(Extracted data entries)
---+---

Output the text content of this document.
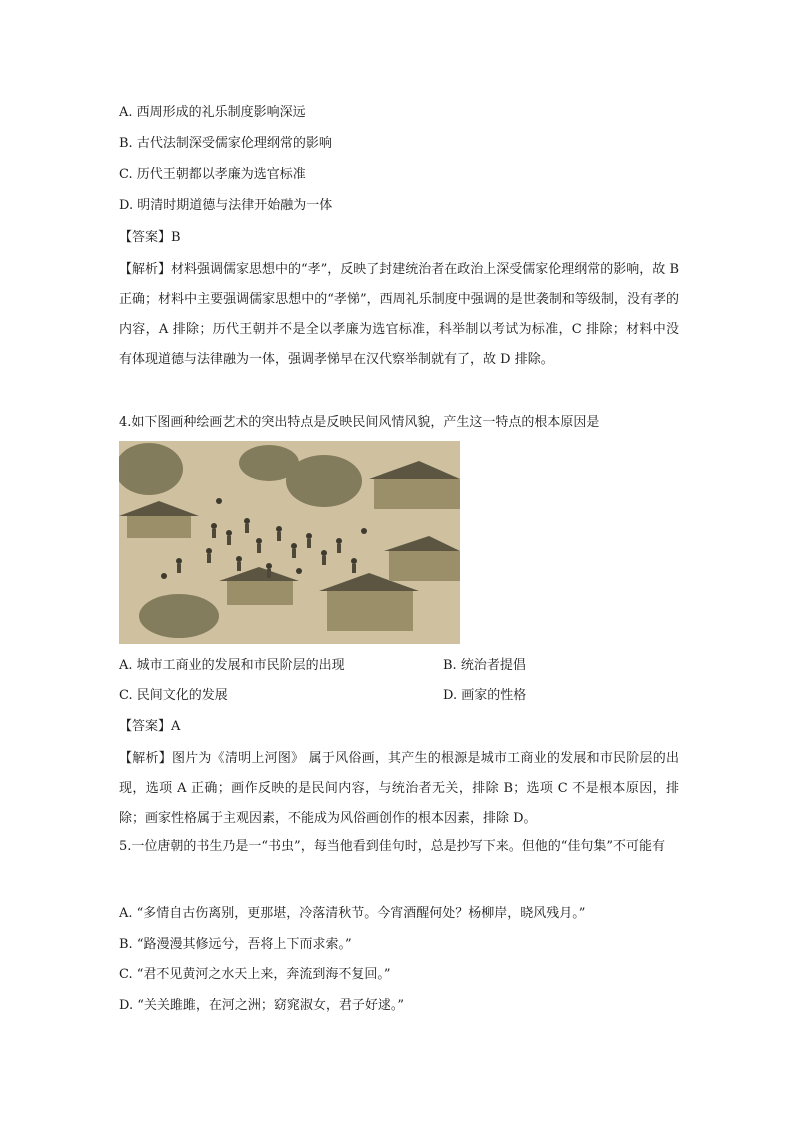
A. 西周形成的礼乐制度影响深远
B. 古代法制深受儒家伦理纲常的影响
C. 历代王朝都以孝廉为选官标准
D. 明清时期道德与法律开始融为一体
【答案】B
【解析】材料强调儒家思想中的“孝”，反映了封建统治者在政治上深受儒家伦理纲常的影响，故 B 正确；材料中主要强调儒家思想中的“孝悌”，西周礼乐制度中强调的是世袭制和等级制，没有孝的内容，A 排除；历代王朝并不是全以孝廉为选官标准，科举制以考试为标准，C 排除；材料中没有体现道德与法律融为一体，强调孝悌早在汉代察举制就有了，故 D 排除。
4.如下图画种绘画艺术的突出特点是反映民间风情风貌，产生这一特点的根本原因是
A. 城市工商业的发展和市民阶层的出现	B. 统治者提倡
C. 民间文化的发展	D. 画家的性格
【答案】A
【解析】图片为《清明上河图》 属于风俗画，其产生的根源是城市工商业的发展和市民阶层的出现，选项 A 正确；画作反映的是民间内容，与统治者无关，排除 B；选项 C 不是根本原因，排除；画家性格属于主观因素，不能成为风俗画创作的根本因素，排除 D。
5.一位唐朝的书生乃是一“书虫”，每当他看到佳句时，总是抄写下来。但他的“佳句集”不可能有
A. “多情自古伤离别，更那堪，冷落清秋节。今宵酒醒何处？杨柳岸，晓风残月。”
B. “路漫漫其修远兮，吾将上下而求索。”
C. “君不见黄河之水天上来，奔流到海不复回。”
D. “关关雎雎，在河之洲；窈窕淑女，君子好逑。”
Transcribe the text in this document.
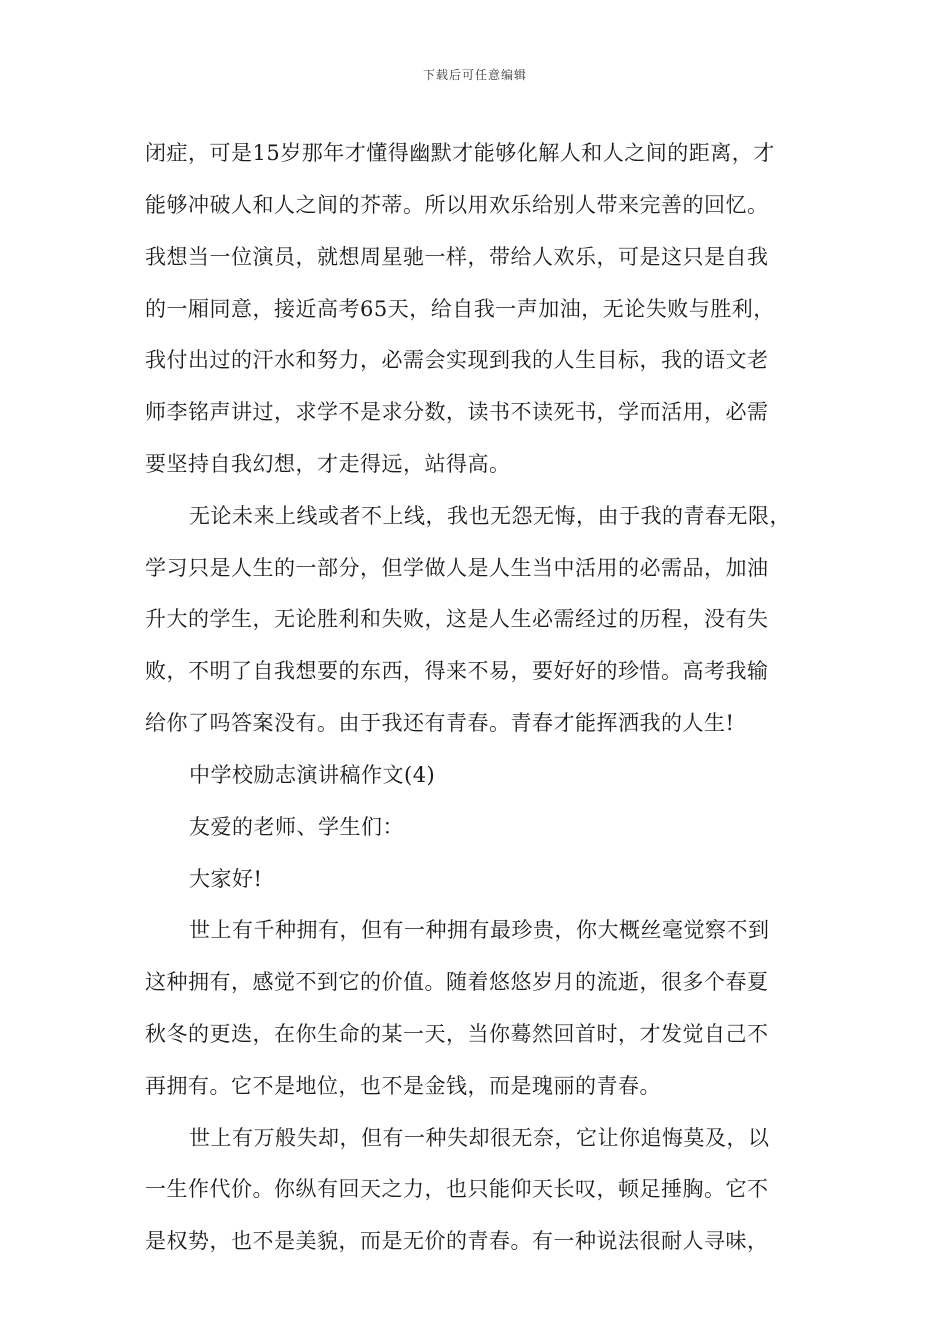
下载后可任意编辑
闭症，可是15岁那年才懂得幽默才能够化解人和人之间的距离，才
能够冲破人和人之间的芥蒂。所以用欢乐给别人带来完善的回忆。
我想当一位演员，就想周星驰一样，带给人欢乐，可是这只是自我
的一厢同意，接近高考65天，给自我一声加油，无论失败与胜利，
我付出过的汗水和努力，必需会实现到我的人生目标，我的语文老
师李铭声讲过，求学不是求分数，读书不读死书，学而活用，必需
要坚持自我幻想，才走得远，站得高。
无论未来上线或者不上线，我也无怨无悔，由于我的青春无限，
学习只是人生的一部分，但学做人是人生当中活用的必需品，加油
升大的学生，无论胜利和失败，这是人生必需经过的历程，没有失
败，不明了自我想要的东西，得来不易，要好好的珍惜。高考我输
给你了吗答案没有。由于我还有青春。青春才能挥洒我的人生!
中学校励志演讲稿作文(4)
友爱的老师、学生们：
大家好!
世上有千种拥有，但有一种拥有最珍贵，你大概丝毫觉察不到
这种拥有，感觉不到它的价值。随着悠悠岁月的流逝，很多个春夏
秋冬的更迭，在你生命的某一天，当你蓦然回首时，才发觉自己不
再拥有。它不是地位，也不是金钱，而是瑰丽的青春。
世上有万般失却，但有一种失却很无奈，它让你追悔莫及，以
一生作代价。你纵有回天之力，也只能仰天长叹，顿足捶胸。它不
是权势，也不是美貌，而是无价的青春。有一种说法很耐人寻味，
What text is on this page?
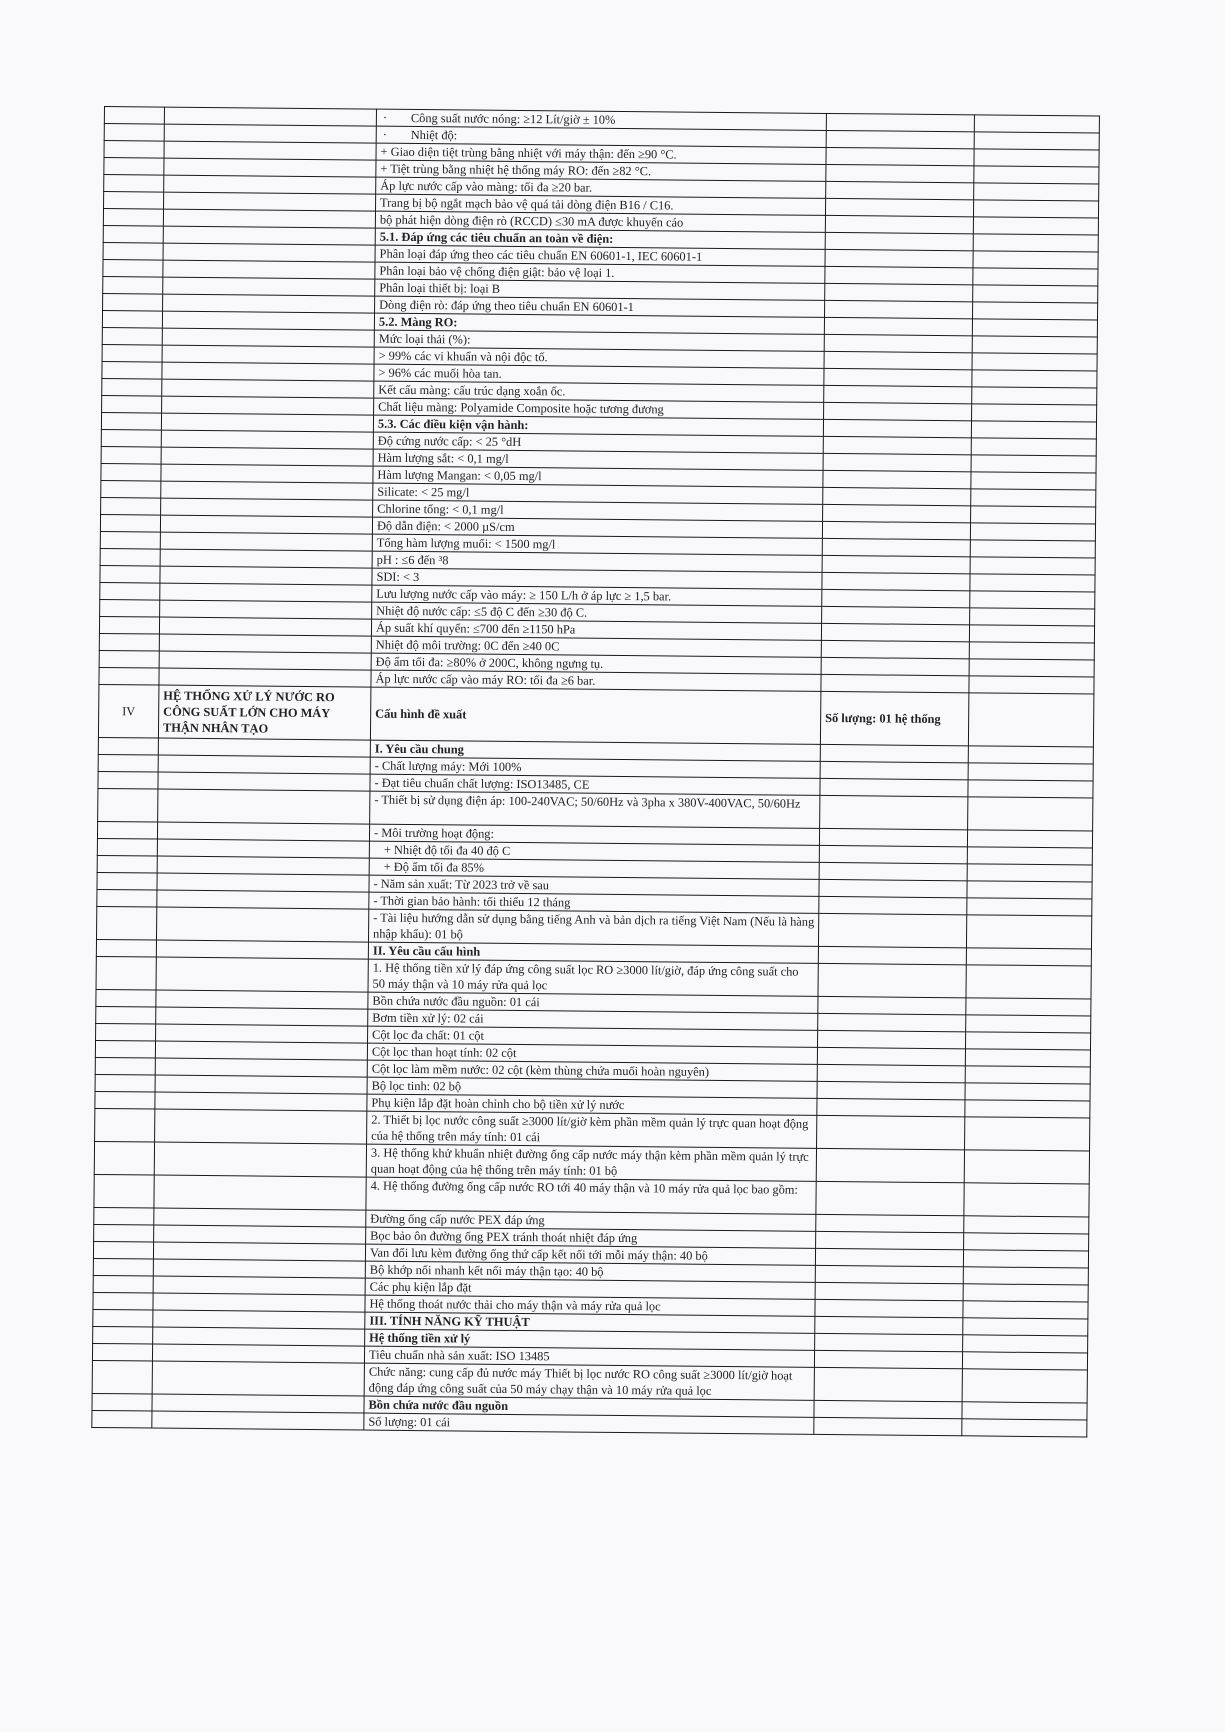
		· Công suất nước nóng: ≥12 Lít/giờ ± 10%		
		· Nhiệt độ:		
		+ Giao diện tiệt trùng bằng nhiệt với máy thận: đến ≥90 °C.		
		+ Tiệt trùng bằng nhiệt hệ thống máy RO: đến ≥82 °C.		
		Áp lực nước cấp vào màng: tối đa ≥20 bar.		
		Trang bị bộ ngắt mạch bảo vệ quá tải dòng điện B16 / C16.		
		bộ phát hiện dòng điện rò (RCCD) ≤30 mA được khuyến cáo		
		5.1. Đáp ứng các tiêu chuẩn an toàn về điện:		
		Phân loại đáp ứng theo các tiêu chuẩn EN 60601-1, IEC 60601-1		
		Phân loại bảo vệ chống điện giật: bảo vệ loại 1.		
		Phân loại thiết bị: loại B		
		Dòng điện rò: đáp ứng theo tiêu chuẩn EN 60601-1		
		5.2. Màng RO:		
		Mức loại thải (%):		
		> 99% các vi khuẩn và nội độc tố.		
		> 96% các muối hòa tan.		
		Kết cấu màng: cấu trúc dạng xoắn ốc.		
		Chất liệu màng: Polyamide Composite hoặc tương đương		
		5.3. Các điều kiện vận hành:		
		Độ cứng nước cấp: < 25 °dH		
		Hàm lượng sắt: < 0,1 mg/l		
		Hàm lượng Mangan: < 0,05 mg/l		
		Silicate: < 25 mg/l		
		Chlorine tổng: < 0,1 mg/l		
		Độ dẫn điện: < 2000 µS/cm		
		Tổng hàm lượng muối: < 1500 mg/l		
		pH : ≤6 đến ³8		
		SDI: < 3		
		Lưu lượng nước cấp vào máy: ≥ 150 L/h ở áp lực ≥ 1,5 bar.		
		Nhiệt độ nước cấp: ≤5 độ C đến ≥30 độ C.		
		Áp suất khí quyển: ≤700 đến ≥1150 hPa		
		Nhiệt độ môi trường: 0C đến ≥40 0C		
		Độ ẩm tối đa: ≥80% ở 200C, không ngưng tụ.		
		Áp lực nước cấp vào máy RO: tối đa ≥6 bar.		
IV	HỆ THỐNG XỬ LÝ NƯỚC RO CÔNG SUẤT LỚN CHO MÁY THẬN NHÂN TẠO	Cấu hình đề xuất	Số lượng: 01 hệ thống	
		I. Yêu cầu chung		
		- Chất lượng máy: Mới 100%		
		- Đạt tiêu chuẩn chất lượng: ISO13485, CE		
		- Thiết bị sử dụng điện áp: 100-240VAC; 50/60Hz và 3pha x 380V-400VAC, 50/60Hz		
		- Môi trường hoạt động:		
		+ Nhiệt độ tối đa 40 độ C		
		+ Độ ẩm tối đa 85%		
		- Năm sản xuất: Từ 2023 trở về sau		
		- Thời gian bảo hành: tối thiểu 12 tháng		
		- Tài liệu hướng dẫn sử dụng bằng tiếng Anh và bản dịch ra tiếng Việt Nam (Nếu là hàng nhập khẩu): 01 bộ		
		II. Yêu cầu cấu hình		
		1. Hệ thống tiền xử lý đáp ứng công suất lọc RO ≥3000 lít/giờ, đáp ứng công suất cho 50 máy thận và 10 máy rửa quả lọc		
		Bồn chứa nước đầu nguồn: 01 cái		
		Bơm tiền xử lý: 02 cái		
		Cột lọc đa chất: 01 cột		
		Cột lọc than hoạt tính: 02 cột		
		Cột lọc làm mềm nước: 02 cột (kèm thùng chứa muối hoàn nguyên)		
		Bộ lọc tinh: 02 bộ		
		Phụ kiện lắp đặt hoàn chỉnh cho bộ tiền xử lý nước		
		2. Thiết bị lọc nước công suất ≥3000 lít/giờ kèm phần mềm quản lý trực quan hoạt động của hệ thống trên máy tính: 01 cái		
		3. Hệ thống khử khuẩn nhiệt đường ống cấp nước máy thận kèm phần mềm quản lý trực quan hoạt động của hệ thống trên máy tính: 01 bộ		
		4. Hệ thống đường ống cấp nước RO tới 40 máy thận và 10 máy rửa quả lọc bao gồm:		
		Đường ống cấp nước PEX đáp ứng		
		Bọc bảo ôn đường ống PEX tránh thoát nhiệt đáp ứng		
		Van đổi lưu kèm đường ống thứ cấp kết nối tới mỗi máy thận: 40 bộ		
		Bộ khớp nối nhanh kết nối máy thận tạo: 40 bộ		
		Các phụ kiện lắp đặt		
		Hệ thống thoát nước thải cho máy thận và máy rửa quả lọc		
		III. TÍNH NĂNG KỸ THUẬT		
		Hệ thống tiền xử lý		
		Tiêu chuẩn nhà sản xuất: ISO 13485		
		Chức năng: cung cấp đủ nước máy Thiết bị lọc nước RO công suất ≥3000 lít/giờ hoạt động đáp ứng công suất của 50 máy chạy thận và 10 máy rửa quả lọc		
		Bồn chứa nước đầu nguồn		
		Số lượng: 01 cái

---+---

List all lines in the material containing the string "this".

Output the text content of this document.
Transcribe the text in this document.
What text is on this page?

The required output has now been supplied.